- DATA IN THIS EXERCISE
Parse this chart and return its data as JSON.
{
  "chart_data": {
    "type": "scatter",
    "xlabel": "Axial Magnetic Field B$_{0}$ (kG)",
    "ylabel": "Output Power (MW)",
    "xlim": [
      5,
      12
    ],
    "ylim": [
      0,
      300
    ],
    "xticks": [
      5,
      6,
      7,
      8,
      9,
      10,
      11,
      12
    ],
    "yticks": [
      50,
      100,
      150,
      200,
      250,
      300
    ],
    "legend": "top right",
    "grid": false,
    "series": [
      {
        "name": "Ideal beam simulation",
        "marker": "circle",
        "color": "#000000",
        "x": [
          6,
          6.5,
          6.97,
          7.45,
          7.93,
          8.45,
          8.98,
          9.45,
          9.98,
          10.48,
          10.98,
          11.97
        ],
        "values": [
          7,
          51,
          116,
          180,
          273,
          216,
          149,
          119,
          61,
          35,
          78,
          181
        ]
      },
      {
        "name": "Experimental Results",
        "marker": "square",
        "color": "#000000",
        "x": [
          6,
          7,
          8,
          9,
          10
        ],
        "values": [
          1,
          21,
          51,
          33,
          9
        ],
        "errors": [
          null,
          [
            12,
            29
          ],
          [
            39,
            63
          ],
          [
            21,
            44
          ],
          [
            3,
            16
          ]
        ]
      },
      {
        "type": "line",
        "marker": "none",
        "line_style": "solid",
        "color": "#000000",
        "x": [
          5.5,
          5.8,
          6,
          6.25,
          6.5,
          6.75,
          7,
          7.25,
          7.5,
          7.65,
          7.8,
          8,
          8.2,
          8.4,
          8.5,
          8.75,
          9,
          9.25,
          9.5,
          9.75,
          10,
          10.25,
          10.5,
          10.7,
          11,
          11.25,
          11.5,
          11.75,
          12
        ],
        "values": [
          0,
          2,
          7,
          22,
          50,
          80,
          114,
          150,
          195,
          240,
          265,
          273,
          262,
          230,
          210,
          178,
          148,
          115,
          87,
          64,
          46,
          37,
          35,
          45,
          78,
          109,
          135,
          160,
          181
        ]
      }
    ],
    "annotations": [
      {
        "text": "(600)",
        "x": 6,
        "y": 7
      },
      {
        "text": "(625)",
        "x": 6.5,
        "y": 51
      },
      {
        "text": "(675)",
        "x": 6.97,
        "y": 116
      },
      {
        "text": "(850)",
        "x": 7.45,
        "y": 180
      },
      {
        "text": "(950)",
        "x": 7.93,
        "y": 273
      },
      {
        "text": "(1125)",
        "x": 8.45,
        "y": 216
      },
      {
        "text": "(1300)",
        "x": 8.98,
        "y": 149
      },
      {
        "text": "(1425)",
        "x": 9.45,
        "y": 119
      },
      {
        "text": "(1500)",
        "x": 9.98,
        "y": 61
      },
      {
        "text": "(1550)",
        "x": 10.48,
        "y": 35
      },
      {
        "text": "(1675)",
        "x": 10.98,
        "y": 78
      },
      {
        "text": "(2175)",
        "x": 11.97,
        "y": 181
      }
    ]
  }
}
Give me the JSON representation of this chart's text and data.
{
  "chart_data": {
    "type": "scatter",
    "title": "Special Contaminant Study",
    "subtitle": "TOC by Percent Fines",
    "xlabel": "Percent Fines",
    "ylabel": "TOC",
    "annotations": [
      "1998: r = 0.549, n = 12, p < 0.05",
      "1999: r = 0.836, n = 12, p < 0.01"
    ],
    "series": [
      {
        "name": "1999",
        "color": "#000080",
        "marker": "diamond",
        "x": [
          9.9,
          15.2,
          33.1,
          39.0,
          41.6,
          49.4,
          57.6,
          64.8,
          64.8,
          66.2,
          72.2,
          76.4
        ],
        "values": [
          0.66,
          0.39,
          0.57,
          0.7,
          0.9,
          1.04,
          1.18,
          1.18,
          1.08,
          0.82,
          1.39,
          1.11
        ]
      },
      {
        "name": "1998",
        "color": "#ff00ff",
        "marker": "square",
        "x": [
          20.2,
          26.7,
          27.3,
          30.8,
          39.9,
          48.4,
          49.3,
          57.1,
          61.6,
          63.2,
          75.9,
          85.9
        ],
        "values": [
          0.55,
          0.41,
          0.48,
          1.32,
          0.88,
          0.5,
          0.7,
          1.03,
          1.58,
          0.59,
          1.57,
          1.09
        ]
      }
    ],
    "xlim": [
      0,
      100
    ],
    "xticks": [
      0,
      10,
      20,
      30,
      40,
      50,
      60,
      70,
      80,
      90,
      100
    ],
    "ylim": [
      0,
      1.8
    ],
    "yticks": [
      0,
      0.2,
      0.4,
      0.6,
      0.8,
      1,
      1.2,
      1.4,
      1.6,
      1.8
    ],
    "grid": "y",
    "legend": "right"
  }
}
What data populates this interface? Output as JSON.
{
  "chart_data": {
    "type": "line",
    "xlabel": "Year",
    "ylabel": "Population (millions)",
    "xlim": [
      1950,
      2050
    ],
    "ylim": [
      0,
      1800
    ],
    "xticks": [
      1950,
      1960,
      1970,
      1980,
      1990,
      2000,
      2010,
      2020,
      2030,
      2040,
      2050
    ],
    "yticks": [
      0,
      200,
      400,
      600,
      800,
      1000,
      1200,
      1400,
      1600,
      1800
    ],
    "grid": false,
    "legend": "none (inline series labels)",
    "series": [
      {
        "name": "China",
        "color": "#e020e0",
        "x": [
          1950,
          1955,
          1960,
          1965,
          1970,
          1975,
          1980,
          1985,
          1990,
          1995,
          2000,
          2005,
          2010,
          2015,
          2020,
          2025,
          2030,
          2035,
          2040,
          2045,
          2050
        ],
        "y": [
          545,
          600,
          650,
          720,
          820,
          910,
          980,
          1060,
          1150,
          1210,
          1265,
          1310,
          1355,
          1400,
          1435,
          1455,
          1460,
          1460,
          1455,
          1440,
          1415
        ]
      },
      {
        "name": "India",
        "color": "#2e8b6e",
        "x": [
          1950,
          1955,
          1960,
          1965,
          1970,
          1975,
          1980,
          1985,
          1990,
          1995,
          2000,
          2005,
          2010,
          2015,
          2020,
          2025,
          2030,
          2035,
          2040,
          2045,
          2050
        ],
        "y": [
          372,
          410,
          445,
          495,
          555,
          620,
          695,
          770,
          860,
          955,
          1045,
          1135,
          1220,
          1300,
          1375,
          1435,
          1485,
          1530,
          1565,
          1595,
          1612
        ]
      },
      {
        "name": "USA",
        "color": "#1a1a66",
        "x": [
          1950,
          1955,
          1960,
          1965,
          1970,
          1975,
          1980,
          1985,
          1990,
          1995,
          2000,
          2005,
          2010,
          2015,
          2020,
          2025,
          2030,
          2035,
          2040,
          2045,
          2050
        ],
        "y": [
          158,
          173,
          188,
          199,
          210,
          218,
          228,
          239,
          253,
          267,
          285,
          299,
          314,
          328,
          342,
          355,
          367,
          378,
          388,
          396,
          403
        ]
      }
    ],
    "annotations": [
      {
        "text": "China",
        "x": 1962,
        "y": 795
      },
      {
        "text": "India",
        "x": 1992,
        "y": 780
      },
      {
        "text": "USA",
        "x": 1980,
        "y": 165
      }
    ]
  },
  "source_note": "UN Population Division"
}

- OBJECTIVE
Look through the data above. Copy every line with the string "legend" in it.

- CORRECT OUTPUT
    "legend": "top right",
    "legend": "right"
    "legend": "none (inline series labels)",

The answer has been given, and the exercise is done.